# Start of Given records

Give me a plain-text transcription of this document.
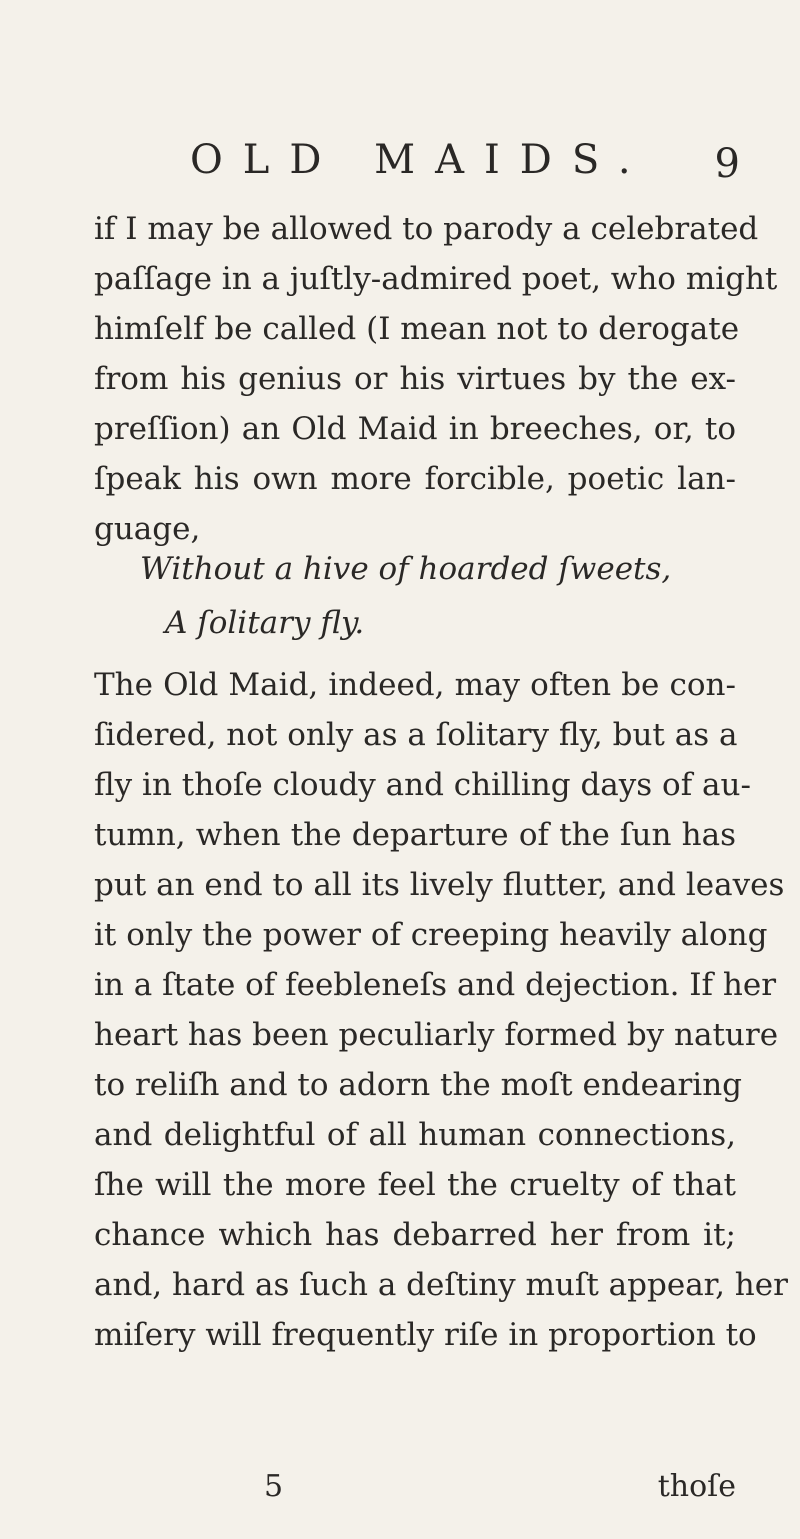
OLD MAIDS. 9
if I may be allowed to parody a celebrated
paſſage in a juſtly-admired poet, who might
himſelf be called (I mean not to derogate
from his genius or his virtues by the ex-
preſſion) an Old Maid in breeches, or, to
ſpeak his own more forcible, poetic lan-
guage,
Without a hive of hoarded ſweets,
A ſolitary fly.
The Old Maid, indeed, may often be con-
ſidered, not only as a ſolitary fly, but as a
fly in thoſe cloudy and chilling days of au-
tumn, when the departure of the ſun has
put an end to all its lively flutter, and leaves
it only the power of creeping heavily along
in a ſtate of feebleneſs and dejection. If her
heart has been peculiarly formed by nature
to reliſh and to adorn the moſt endearing
and delightful of all human connections,
ſhe will the more feel the cruelty of that
chance which has debarred her from it;
and, hard as ſuch a deſtiny muſt appear, her
miſery will frequently riſe in proportion to
5	thoſe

# End of Given records

*Aim of the exercise*
Using the records above, copy each line that contains "more".

*The response*
ſpeak his own more forcible, poetic lan-
ſhe will the more feel the cruelty of that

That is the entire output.